* _Page text_
------------------------------

Airport in New York, U.S.

Oneida County Airport was a public airport in Whitestown in Oneida County, New York, 6 mi northwest of downtown Utica. The airport covered 1800 acre and had two runways.

Oneida County closed the airport in January 2007 and transferred operations about 5 mi to the north to Griffiss International Airport, (formerly Griffiss Air Force Base) in Rome.

Federal Aviation Administration records say the airport boarded 2,122 passengers in calendar year 2004 and 1,951 in 2005. The FAA's National Plan of Integrated Airport Systems for 2007–2011 classified it as a general aviation airport.

== History ==
In the 1940s, Utica Municipal Airport was a sod field (no paved runways) at ; Oneida County Airport may not have opened until after 1950.

In the 1950s and 1960s, Mohawk Airlines served Utica and built a small hub there. Mohawk merged into Allegheny Airlines in 1972 and service continued through the 1970s. Empire Airlines was based at UCA and served the airport from 1975 through 1986 when they had merged into Piedmont Airlines which in turn merged into USAir (the renamed Allegheny Airlines) in 1989. USAir had a presence at UCA until 1995 when it ended jet flights and closed its maintenance base and reservations center.

------------------------------

Page segmentation data:
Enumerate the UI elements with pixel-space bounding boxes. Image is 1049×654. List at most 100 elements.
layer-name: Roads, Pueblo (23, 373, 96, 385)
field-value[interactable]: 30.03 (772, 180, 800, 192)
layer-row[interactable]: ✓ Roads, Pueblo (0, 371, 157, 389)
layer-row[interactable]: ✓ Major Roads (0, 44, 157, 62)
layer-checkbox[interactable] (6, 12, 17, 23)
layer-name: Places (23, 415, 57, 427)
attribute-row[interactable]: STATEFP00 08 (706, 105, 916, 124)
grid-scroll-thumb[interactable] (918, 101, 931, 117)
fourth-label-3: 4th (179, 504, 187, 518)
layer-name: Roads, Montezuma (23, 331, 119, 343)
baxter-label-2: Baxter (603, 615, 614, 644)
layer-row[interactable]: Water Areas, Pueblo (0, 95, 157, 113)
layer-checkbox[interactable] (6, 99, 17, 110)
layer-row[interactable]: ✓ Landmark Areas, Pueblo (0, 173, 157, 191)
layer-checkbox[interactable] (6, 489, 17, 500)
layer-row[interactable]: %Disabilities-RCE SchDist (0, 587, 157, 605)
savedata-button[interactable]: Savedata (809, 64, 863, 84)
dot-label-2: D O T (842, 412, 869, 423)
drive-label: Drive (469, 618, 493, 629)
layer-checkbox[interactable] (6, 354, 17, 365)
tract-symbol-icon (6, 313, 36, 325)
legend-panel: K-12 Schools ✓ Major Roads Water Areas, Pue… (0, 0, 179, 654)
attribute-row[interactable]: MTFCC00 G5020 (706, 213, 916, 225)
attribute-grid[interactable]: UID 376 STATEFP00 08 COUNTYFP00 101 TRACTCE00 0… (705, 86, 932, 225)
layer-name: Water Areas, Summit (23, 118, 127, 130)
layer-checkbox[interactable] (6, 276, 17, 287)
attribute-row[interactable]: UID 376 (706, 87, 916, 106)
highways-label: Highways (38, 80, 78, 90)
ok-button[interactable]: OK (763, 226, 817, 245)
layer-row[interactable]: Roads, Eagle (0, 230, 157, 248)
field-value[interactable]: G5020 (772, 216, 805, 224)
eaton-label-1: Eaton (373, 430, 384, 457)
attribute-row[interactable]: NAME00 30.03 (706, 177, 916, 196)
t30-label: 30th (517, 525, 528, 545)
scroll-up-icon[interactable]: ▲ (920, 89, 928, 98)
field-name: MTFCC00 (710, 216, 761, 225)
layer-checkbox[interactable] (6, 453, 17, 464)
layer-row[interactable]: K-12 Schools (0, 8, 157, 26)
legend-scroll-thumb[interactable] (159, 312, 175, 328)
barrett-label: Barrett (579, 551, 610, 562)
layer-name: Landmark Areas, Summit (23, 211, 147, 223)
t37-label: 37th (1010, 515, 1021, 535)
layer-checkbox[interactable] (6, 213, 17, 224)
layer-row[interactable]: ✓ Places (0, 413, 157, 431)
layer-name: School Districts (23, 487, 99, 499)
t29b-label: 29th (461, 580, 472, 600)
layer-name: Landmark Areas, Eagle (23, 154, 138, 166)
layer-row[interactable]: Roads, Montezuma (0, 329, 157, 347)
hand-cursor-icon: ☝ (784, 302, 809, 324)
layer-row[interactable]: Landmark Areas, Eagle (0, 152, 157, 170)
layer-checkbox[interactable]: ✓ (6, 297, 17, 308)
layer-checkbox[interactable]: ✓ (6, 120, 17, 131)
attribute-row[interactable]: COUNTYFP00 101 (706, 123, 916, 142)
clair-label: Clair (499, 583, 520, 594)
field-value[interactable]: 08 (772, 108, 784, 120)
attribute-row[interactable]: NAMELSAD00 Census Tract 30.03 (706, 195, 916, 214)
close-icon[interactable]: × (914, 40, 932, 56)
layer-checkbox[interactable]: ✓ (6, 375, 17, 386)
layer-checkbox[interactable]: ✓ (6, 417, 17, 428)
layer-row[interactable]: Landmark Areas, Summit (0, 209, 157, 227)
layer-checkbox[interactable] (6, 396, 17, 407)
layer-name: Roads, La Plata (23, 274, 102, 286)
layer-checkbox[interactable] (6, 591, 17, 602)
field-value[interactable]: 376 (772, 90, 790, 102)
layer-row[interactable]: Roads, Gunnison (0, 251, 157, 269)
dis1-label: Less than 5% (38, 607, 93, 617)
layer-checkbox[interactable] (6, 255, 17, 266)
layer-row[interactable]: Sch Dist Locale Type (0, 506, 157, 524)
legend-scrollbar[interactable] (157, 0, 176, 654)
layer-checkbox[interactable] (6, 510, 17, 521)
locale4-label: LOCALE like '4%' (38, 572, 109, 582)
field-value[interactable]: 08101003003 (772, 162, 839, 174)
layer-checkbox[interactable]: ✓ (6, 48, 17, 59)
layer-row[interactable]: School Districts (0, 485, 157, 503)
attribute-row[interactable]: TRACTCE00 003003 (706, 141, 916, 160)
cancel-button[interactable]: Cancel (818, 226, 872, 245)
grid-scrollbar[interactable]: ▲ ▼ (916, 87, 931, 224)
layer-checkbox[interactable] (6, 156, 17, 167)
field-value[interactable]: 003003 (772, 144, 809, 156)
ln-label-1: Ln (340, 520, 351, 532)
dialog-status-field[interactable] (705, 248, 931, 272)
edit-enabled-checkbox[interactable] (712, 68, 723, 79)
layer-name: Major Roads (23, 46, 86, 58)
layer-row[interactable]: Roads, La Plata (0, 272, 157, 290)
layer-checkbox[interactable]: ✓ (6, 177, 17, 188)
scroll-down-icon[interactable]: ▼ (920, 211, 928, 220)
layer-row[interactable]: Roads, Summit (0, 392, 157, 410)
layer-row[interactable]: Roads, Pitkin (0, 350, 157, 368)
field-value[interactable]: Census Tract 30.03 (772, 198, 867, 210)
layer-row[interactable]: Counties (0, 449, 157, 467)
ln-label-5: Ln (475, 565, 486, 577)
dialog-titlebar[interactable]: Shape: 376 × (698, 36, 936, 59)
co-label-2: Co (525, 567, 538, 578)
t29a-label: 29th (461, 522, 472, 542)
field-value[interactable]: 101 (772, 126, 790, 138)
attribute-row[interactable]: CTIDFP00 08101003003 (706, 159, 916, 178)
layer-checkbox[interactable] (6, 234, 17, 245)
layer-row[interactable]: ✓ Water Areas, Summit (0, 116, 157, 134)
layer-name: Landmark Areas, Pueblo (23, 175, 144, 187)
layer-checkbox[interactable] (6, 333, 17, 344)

------------------------------

* _What this task involves_
Can you resume the Oneida County Airport article right after its final sentence and carry its history forward?

* _Reply_
The first jets were Mohawk BAC One-Elevens in 1965. Allegheny used Douglas DC-9s and BAC One-Elevens until early 1979 when it abandoned the market to Empire. Empire would return jet service with the Fokker F-28 Fellowship in the 1980's which went on to be used by Piedmont and USAir.

UCA had no airline service after Continental Connection carrier CommutAir left on June 30, 2002. In its final years, UCA flights had been under the EAS program; declining ridership led the required subsidy to breach the $200 per passenger statutory cap.

Service shifted to nearby Griffiss International Airport when Oneida closed in 2007.

The former airport site was purchased from the county by the state and is now the home of the New York State Preparedness Training Center (SPTC).